Rows from a figure dataset
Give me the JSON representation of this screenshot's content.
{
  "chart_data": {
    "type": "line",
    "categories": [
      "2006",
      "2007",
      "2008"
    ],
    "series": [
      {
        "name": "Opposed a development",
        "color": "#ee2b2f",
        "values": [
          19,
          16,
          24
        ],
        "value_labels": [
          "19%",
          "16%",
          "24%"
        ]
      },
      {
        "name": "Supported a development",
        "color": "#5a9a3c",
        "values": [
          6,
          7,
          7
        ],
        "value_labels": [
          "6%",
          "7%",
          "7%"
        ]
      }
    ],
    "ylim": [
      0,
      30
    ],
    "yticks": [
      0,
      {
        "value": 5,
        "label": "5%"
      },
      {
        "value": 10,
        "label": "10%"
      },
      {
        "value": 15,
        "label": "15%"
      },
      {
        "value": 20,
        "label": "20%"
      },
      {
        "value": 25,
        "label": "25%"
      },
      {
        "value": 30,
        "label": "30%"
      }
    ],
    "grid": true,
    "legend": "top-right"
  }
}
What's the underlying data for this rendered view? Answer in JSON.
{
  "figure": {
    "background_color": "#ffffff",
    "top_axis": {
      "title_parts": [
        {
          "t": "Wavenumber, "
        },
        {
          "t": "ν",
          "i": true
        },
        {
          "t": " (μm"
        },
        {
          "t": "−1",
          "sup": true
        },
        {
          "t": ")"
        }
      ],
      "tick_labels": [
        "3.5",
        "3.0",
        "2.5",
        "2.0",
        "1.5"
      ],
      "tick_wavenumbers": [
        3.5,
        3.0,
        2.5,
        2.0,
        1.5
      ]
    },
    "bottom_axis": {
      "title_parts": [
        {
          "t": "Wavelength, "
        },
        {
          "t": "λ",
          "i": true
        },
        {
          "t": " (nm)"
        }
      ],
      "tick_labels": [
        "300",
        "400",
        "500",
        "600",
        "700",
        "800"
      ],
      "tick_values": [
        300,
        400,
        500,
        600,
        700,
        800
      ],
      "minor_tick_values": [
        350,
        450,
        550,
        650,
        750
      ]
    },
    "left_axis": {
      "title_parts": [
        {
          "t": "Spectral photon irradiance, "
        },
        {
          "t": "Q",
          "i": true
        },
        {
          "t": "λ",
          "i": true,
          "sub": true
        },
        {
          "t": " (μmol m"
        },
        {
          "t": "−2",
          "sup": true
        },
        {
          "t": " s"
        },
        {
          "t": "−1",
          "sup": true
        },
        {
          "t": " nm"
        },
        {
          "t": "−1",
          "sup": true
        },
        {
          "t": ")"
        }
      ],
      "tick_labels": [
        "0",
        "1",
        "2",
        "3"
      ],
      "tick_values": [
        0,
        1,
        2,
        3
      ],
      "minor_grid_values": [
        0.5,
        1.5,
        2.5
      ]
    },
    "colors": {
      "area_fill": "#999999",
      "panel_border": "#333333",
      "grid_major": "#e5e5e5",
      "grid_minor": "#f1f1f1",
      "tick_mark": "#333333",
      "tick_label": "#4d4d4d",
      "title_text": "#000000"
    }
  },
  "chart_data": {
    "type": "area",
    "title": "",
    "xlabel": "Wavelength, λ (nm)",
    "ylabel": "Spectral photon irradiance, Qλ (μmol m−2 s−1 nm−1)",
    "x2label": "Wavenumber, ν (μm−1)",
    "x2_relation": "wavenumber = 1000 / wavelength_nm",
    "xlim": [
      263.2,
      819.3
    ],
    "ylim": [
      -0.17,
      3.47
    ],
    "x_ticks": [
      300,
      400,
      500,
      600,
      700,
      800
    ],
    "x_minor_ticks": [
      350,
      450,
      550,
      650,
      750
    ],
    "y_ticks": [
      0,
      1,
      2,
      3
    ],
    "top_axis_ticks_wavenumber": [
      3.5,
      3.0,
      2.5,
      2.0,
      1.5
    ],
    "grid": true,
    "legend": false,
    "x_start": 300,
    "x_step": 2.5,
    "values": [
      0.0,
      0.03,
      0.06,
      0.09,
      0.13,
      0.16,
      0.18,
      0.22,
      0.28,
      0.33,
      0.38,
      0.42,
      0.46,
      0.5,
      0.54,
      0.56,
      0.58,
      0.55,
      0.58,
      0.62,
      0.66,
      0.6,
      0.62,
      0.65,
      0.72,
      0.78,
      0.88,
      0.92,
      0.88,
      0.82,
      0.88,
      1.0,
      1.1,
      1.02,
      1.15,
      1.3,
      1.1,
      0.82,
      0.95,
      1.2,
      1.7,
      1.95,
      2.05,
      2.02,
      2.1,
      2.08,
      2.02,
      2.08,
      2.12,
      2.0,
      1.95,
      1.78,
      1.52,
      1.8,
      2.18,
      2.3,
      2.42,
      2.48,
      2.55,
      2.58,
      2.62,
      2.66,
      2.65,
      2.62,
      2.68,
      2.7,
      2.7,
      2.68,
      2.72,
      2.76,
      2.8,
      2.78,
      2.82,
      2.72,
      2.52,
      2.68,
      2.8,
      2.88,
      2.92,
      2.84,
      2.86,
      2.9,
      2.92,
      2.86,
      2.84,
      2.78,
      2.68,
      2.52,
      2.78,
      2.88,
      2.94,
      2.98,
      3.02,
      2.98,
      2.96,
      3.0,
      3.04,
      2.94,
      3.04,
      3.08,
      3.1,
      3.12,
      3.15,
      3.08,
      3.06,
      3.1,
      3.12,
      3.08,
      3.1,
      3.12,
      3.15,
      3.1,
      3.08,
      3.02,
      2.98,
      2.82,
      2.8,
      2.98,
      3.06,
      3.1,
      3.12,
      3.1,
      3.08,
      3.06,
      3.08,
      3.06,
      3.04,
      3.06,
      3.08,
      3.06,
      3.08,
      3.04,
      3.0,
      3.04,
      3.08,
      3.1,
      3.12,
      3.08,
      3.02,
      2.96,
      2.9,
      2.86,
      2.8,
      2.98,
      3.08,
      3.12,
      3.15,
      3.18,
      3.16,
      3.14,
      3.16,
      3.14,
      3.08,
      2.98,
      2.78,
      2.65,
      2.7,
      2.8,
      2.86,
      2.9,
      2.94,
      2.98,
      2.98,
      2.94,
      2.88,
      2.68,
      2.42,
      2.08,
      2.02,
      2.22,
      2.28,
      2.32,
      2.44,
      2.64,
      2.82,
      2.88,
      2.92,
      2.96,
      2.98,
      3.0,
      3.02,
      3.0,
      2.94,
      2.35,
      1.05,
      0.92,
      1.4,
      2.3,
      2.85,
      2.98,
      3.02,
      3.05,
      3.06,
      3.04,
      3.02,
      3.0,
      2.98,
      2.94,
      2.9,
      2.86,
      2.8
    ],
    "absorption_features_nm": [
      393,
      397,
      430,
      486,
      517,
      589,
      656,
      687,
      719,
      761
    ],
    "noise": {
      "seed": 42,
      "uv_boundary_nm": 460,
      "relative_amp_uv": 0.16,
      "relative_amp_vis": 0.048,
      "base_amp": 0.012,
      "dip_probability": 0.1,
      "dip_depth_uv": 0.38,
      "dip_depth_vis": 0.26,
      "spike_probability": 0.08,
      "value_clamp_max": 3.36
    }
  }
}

Written task: Copy out every line of the listing that includes the string "μmol".

Correct answer:
          "t": " (μmol m"
    "ylabel": "Spectral photon irradiance, Qλ (μmol m−2 s−1 nm−1)",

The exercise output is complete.